--- PROVIDED MATERIAL ---
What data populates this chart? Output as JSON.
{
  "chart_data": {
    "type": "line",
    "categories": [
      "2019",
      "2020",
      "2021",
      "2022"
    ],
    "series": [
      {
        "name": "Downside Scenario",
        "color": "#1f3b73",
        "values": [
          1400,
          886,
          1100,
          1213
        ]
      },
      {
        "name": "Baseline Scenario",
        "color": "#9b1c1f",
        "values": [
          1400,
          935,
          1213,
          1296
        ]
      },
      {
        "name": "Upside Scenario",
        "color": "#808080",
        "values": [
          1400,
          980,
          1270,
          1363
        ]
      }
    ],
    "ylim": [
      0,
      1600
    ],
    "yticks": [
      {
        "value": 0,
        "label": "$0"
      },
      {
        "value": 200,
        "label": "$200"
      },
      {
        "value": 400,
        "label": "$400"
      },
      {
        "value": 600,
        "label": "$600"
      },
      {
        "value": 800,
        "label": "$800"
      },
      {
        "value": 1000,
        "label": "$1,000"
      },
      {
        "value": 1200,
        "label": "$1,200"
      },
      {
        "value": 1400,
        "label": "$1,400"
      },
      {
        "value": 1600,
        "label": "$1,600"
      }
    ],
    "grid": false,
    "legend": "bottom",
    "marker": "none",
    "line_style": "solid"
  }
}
* * *
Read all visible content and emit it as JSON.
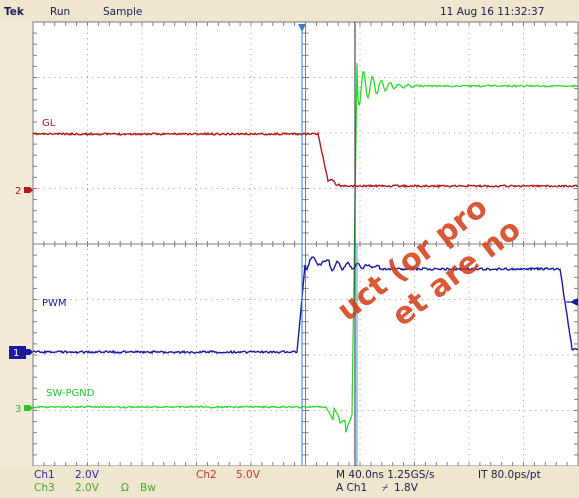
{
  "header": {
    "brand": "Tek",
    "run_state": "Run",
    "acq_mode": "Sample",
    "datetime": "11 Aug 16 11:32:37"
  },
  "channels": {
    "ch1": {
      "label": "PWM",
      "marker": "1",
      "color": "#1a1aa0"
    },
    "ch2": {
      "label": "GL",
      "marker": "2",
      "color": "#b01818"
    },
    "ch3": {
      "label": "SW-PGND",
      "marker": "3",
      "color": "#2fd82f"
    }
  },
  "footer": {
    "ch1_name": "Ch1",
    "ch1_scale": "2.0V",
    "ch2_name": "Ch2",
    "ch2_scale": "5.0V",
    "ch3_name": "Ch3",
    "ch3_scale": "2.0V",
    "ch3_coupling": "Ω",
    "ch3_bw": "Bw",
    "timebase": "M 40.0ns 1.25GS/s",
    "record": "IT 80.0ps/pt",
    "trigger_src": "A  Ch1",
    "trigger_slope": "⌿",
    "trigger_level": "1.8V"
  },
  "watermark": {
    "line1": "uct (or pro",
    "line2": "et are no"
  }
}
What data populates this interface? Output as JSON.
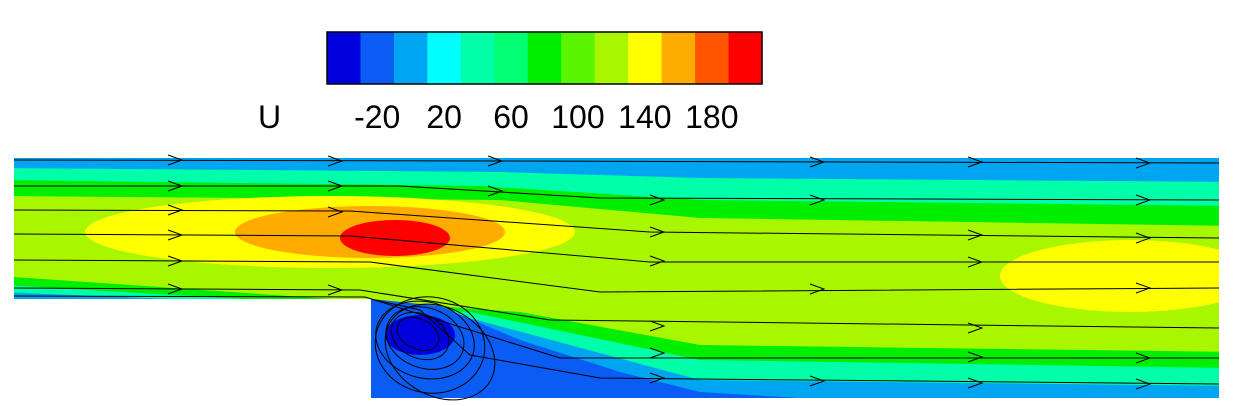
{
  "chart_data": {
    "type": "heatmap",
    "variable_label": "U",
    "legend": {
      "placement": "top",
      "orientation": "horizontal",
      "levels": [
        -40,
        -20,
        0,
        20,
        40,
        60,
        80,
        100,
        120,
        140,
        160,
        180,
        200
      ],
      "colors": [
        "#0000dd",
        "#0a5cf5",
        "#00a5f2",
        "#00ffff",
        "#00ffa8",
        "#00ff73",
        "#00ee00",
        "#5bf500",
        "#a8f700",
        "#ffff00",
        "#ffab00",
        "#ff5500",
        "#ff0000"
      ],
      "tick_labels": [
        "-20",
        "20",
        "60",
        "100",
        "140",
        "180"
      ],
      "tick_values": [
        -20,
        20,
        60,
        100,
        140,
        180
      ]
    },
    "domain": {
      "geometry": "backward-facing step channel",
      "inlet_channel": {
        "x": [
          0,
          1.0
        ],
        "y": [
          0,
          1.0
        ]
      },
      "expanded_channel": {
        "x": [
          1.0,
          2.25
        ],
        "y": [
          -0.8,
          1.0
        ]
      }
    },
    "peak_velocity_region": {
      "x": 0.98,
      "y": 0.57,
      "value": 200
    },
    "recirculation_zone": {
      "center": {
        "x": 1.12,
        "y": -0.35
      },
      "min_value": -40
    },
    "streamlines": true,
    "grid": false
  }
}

--- DIRECTION ---
Locate the word "JSON" in the data above. Copy every line carrying it.

--- RESPONSE TO THE TASK ---
What data populates this chart? Output as JSON.
Read all visible content and emit it as JSON.
What data populates this interface? Output as JSON.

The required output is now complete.